* [WHAT IS NEEDED]: From the listing below, pull out the lines that hold "JSON".
** Start of GIVEN RECORDS **
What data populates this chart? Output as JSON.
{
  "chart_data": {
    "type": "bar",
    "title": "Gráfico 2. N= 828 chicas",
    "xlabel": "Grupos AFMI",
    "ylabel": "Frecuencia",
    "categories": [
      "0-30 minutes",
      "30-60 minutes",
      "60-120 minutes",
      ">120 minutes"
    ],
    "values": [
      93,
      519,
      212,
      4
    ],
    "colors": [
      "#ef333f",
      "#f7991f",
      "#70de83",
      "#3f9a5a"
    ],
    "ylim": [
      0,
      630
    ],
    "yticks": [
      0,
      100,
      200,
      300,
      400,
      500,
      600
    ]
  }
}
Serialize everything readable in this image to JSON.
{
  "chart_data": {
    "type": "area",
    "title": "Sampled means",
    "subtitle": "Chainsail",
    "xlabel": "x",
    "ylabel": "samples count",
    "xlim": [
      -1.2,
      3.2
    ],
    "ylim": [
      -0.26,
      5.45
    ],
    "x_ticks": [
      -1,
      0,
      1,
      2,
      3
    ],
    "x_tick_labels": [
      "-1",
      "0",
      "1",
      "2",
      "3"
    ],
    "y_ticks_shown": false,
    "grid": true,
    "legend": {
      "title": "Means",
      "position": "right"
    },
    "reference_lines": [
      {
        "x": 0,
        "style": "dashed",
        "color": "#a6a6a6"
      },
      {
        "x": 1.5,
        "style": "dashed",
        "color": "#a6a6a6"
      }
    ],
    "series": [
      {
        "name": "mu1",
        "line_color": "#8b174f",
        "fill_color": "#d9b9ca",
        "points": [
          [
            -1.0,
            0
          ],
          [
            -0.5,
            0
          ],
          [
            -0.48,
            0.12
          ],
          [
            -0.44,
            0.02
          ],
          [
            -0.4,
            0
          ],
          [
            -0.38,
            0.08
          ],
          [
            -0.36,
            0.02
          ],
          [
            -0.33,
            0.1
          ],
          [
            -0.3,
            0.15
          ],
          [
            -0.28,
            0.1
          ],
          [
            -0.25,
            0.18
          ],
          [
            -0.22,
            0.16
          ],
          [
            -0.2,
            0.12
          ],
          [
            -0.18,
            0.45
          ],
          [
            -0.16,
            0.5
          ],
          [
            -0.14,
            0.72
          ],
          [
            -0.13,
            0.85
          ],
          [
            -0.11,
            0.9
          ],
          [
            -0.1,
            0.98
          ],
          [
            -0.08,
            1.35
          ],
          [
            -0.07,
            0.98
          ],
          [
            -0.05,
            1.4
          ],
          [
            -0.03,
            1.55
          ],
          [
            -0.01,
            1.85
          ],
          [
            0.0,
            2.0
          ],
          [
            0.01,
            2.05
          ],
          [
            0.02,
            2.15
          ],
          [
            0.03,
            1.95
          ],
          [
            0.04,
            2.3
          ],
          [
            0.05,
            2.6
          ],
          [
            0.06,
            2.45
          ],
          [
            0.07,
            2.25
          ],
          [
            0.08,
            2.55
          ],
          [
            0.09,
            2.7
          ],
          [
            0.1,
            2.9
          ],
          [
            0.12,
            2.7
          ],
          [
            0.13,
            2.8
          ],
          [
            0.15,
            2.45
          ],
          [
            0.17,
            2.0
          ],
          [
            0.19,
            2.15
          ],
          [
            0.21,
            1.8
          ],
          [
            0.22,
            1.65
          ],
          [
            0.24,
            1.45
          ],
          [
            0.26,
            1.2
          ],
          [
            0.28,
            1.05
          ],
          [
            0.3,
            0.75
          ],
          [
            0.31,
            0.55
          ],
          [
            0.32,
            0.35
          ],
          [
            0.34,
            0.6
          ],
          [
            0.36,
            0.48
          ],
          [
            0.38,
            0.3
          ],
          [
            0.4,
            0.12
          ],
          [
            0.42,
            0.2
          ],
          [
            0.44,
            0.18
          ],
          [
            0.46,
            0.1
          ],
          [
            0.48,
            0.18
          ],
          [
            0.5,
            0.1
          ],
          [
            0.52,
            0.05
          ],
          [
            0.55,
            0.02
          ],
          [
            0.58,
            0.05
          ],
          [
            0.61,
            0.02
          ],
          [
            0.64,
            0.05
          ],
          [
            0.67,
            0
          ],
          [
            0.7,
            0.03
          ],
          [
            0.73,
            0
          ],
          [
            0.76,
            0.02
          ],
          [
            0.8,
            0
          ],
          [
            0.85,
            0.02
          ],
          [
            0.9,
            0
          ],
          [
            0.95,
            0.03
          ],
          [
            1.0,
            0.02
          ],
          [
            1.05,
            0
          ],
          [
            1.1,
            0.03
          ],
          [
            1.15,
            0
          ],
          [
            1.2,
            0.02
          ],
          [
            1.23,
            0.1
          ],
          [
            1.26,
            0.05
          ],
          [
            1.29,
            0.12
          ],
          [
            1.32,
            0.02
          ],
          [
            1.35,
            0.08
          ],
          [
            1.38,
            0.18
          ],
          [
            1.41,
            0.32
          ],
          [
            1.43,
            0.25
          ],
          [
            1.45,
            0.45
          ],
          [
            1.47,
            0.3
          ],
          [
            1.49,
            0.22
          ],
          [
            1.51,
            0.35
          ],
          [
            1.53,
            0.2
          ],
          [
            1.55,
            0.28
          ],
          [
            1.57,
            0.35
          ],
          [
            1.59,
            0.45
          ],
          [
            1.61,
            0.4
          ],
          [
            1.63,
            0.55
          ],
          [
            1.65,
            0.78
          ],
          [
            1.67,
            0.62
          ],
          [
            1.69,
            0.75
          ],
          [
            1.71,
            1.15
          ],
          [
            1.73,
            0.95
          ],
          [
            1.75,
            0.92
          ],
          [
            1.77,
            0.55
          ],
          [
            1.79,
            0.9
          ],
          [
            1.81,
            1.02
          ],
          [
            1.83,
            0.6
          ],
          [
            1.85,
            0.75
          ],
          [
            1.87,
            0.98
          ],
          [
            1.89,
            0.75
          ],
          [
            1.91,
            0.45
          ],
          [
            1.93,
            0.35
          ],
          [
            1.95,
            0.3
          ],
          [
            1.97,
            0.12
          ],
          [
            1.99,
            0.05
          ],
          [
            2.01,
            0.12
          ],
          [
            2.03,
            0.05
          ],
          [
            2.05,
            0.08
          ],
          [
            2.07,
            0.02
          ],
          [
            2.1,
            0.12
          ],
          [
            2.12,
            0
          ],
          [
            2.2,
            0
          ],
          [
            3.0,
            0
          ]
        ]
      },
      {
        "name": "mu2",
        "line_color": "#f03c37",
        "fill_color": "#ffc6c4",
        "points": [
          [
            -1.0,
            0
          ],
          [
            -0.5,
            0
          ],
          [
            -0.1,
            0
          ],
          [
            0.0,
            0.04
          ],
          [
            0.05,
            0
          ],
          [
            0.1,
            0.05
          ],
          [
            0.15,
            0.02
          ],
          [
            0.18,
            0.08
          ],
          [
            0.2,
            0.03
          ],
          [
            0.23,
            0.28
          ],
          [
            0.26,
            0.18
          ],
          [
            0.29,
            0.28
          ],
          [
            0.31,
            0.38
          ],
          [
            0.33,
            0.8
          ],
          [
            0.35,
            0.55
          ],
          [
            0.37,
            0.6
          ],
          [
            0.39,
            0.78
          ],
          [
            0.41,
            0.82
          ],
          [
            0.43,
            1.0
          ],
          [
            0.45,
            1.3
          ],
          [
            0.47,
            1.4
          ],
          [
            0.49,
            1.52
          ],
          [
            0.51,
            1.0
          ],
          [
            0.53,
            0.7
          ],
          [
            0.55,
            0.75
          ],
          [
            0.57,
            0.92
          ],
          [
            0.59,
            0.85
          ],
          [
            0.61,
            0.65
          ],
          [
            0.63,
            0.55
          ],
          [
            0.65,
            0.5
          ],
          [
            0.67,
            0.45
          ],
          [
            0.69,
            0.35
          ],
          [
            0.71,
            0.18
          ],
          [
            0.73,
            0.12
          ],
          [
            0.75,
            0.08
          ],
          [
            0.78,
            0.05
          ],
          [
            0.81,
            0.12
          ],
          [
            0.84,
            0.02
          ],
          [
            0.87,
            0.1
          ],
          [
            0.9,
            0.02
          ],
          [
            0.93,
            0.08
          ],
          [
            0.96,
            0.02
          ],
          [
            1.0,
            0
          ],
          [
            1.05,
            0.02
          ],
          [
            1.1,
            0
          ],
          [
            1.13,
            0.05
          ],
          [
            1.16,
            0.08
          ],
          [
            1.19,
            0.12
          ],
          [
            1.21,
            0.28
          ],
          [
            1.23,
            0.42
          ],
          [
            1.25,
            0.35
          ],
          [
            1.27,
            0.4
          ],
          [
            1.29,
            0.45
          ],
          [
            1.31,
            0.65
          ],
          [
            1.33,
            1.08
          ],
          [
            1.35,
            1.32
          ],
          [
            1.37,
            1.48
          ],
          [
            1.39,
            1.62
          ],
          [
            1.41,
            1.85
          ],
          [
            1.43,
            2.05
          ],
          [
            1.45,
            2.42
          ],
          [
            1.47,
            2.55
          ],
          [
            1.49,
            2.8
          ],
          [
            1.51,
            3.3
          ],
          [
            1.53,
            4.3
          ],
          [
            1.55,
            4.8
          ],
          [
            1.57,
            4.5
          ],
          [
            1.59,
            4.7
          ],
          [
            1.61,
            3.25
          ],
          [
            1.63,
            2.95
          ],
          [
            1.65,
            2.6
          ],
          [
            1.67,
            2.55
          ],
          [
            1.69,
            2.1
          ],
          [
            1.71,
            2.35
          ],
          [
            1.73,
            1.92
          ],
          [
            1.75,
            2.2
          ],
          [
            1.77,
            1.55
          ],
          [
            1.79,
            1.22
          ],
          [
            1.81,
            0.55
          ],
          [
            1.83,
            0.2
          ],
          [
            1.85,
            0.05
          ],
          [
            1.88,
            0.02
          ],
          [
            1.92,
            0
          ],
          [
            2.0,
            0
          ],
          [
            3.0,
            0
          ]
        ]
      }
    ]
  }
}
** End of GIVEN RECORDS **
* [OUTPUT]:
What data populates this chart? Output as JSON.
Serialize everything readable in this image to JSON.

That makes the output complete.